*** SOURCE TEXT ***

Control Compliance Suite (CCS)

You would like to scan Oracle PDB databases using CCS.

CCS 12.6.X

CCS 12.7

NOTE: Data Collection on Oracle PDB assets can only be collected by agentless method

Prerequisites:

1. Network ports for agentless data collection:

• Windows scanning: 135 / 137 / 138 / 139 / 445 / 389, Ephemeral port range
• Unix\Linux server scanning: 22
• CCS Oracle agentless target (default) : 1521
  • If Oracle listens on other ports other than the default port, those are needed to be open as well

2. Required Permissions for agentless Oracle and OS scanning:

• Required Oracle permissions (see attached CCS DB Privileges Guide for required Oracle permissions)
• Requires root access on the Unix\Linux servers
  • If you don’t want to give root access, see the KB on how to configure SUDO on your manager(s) and Unix\Linux servers. See KB Configuration for CCS agentless data collection on UNIX targets

3. Install the Oracle Database 19c Client (32-bit) on each CCS manager in the ‘Data Collector’ role.

Starting with Security Content Update (SCU) 2022-3, the Oracle Database 19c Client (32-bit) is required if you want to perform data collection on the Oracle Database assets.

The Oracle Database 19c Client must be installed on the CCS Manager with the data collection role. 

NOTE: If you are already running an Oracle 12c Client on your CCS Manager, make sure to uninstall it, restart the CCS Manager Service, and then install the Oracle Database 19c Client.

To install Oracle Database 19c Client to perform data collection on the Oracle Database assets

1. Download specifically the Oracle Database 19c Client (19.3) for Microsoft Windows (32-bit) with the file name NT_193000_client.zip from the Oracle product support website.
   
   
2. Extract the contents of the package to a directory at a known location.
   
   
3. Run the setup.exe (as Administrator) to begin installation.
   1. Select 'Custom' installation bullet point.
   2. Select 'Use Windows Built-in Account' option.
   3. Specify the installation location or just use the default locations.
   4. Check the Oracle Data Provider for .NET option.
   5. Click Install to install the Oracle client
      
      
4. After the installation of the ODP.NET client is complete, copy the file Oracle.DataAccess.dll from the Oracle client folder to the specific folder on the CCS Manager:
   1. Copy the file Oracle.DataAccess.dll to the CCS Manager’s install directory at "…\Symantec\CCS\Reporting and Analytics\DPS".
      Note: The typical path for "Oracle.DataAccess.dll" is "...\client\administrator\product\19.0.0\client_1\odp.net\bin\4"
      
      
5. Stop and restart the Symantec CCS Manager Service and the Symantec Data Processing Service.

Documentation: Installing Oracle Database 19c Client (32-bit) for the data collection on Oracle assets (2022-3)

Data Collection for Oracle PDB assets

Data Collection on Oracle PDB assets can only be collected by agentless method.   Also you cannot import PDB Oracle assets by running the Asset Import Job in the CCS console.  You have to add the PDB manually by adding each PDB asset individually, or by using the CSV or the ODBC asset import functionality to add multiple assets.

NOTE: While importing the PDB Oracle assets, assets attributes such as Database Name Type, Database Version, Operating System, and OS Type must be updated for successful data collection.

*** SOURCE INFORMATION ***

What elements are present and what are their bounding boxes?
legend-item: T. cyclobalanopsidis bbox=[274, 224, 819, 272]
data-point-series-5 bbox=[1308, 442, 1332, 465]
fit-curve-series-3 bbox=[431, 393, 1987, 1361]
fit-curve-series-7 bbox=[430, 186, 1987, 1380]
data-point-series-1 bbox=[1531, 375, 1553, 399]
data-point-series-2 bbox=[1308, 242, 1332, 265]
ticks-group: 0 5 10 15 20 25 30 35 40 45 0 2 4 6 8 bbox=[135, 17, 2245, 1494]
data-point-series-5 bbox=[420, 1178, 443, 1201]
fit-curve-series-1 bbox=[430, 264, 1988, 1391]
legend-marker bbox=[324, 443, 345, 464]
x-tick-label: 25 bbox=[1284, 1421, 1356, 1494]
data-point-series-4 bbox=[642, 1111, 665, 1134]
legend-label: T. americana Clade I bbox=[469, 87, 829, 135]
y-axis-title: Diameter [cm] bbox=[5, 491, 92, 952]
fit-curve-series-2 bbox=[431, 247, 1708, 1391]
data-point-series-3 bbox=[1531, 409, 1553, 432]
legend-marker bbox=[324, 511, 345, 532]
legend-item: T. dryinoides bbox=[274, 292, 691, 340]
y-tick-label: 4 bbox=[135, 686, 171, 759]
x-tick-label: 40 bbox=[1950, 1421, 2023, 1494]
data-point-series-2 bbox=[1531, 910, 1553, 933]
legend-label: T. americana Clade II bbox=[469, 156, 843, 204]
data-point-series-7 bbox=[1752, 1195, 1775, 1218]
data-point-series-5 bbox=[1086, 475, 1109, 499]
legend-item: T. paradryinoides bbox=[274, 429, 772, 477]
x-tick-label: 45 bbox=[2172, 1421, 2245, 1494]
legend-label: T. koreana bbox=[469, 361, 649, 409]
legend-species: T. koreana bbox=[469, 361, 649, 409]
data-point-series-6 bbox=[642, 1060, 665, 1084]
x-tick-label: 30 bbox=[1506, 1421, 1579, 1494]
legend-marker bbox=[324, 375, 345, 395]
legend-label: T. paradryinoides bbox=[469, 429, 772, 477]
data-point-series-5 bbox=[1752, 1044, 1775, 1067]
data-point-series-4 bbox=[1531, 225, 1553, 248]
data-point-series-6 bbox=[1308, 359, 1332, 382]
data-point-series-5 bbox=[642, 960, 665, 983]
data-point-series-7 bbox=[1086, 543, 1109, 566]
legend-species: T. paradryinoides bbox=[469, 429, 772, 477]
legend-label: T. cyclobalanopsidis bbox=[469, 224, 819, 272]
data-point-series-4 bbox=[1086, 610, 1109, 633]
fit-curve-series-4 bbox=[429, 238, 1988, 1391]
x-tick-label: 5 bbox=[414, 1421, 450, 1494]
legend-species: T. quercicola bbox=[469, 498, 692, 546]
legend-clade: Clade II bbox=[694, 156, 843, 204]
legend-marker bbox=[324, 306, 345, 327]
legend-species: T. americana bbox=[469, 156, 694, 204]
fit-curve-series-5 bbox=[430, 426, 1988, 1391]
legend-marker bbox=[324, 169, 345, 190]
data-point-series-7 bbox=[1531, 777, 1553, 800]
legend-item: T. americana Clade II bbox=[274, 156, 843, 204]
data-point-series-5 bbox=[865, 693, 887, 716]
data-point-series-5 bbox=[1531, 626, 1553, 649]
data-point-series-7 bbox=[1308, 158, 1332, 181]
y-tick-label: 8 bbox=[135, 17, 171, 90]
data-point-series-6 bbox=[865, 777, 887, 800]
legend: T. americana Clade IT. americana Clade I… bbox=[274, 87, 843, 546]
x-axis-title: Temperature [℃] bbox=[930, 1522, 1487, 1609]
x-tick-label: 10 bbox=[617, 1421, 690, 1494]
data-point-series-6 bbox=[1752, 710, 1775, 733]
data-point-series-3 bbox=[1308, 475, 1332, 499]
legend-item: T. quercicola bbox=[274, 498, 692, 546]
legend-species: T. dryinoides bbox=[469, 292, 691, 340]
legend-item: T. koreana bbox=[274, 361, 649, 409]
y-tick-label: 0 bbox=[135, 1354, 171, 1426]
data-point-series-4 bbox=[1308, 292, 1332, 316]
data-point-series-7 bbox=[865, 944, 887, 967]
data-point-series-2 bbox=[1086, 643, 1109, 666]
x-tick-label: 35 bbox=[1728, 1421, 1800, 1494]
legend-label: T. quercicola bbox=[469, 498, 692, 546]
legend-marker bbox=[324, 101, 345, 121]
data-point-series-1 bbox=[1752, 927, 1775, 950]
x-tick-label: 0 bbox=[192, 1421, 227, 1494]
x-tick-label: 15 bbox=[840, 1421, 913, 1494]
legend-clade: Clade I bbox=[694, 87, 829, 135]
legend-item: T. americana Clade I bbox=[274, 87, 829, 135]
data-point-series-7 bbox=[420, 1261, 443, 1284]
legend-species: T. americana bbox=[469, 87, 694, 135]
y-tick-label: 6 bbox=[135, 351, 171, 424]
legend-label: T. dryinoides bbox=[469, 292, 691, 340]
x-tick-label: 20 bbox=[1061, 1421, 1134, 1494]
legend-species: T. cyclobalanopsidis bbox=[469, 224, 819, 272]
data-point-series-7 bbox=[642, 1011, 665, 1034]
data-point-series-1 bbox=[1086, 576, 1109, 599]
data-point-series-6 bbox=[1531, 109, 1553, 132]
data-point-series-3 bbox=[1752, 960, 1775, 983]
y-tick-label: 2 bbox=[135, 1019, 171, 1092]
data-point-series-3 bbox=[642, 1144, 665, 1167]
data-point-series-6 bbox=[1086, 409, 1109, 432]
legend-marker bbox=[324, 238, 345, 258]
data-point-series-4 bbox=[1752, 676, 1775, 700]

***

[TASKS TO PERFORM]:
(A) From the text on scanning Oracle PDB databases with CCS, retype the passage from "To install Oracle" up to and including "for .NET option.".
(B) Answer from the text on scanning Oracle PDB databases with CCS:
(i) What is the default port for the CCS Oracle agentless target?
(ii) What is the file name of the Oracle Database 19c Client package to download?
(iii) Starting with which Security Content Update is the Oracle Database 19c Client (32-bit) required for data collection on Oracle Database assets?

[ANSWERS PER TASK]:
(A)
To install Oracle Database 19c Client to perform data collection on the Oracle Database assets

1. Download specifically the Oracle Database 19c Client (19.3) for Microsoft Windows (32-bit) with the file name NT_193000_client.zip from the Oracle product support website.
   
   
2. Extract the contents of the package to a directory at a known location.
   
   
3. Run the setup.exe (as Administrator) to begin installation.
   1. Select 'Custom' installation bullet point.
   2. Select 'Use Windows Built-in Account' option.
   3. Specify the installation location or just use the default locations.
   4. Check the Oracle Data Provider for .NET option.

(B)
(i) 1521
(ii) NT_193000_client.zip
(iii) SCU 2022-3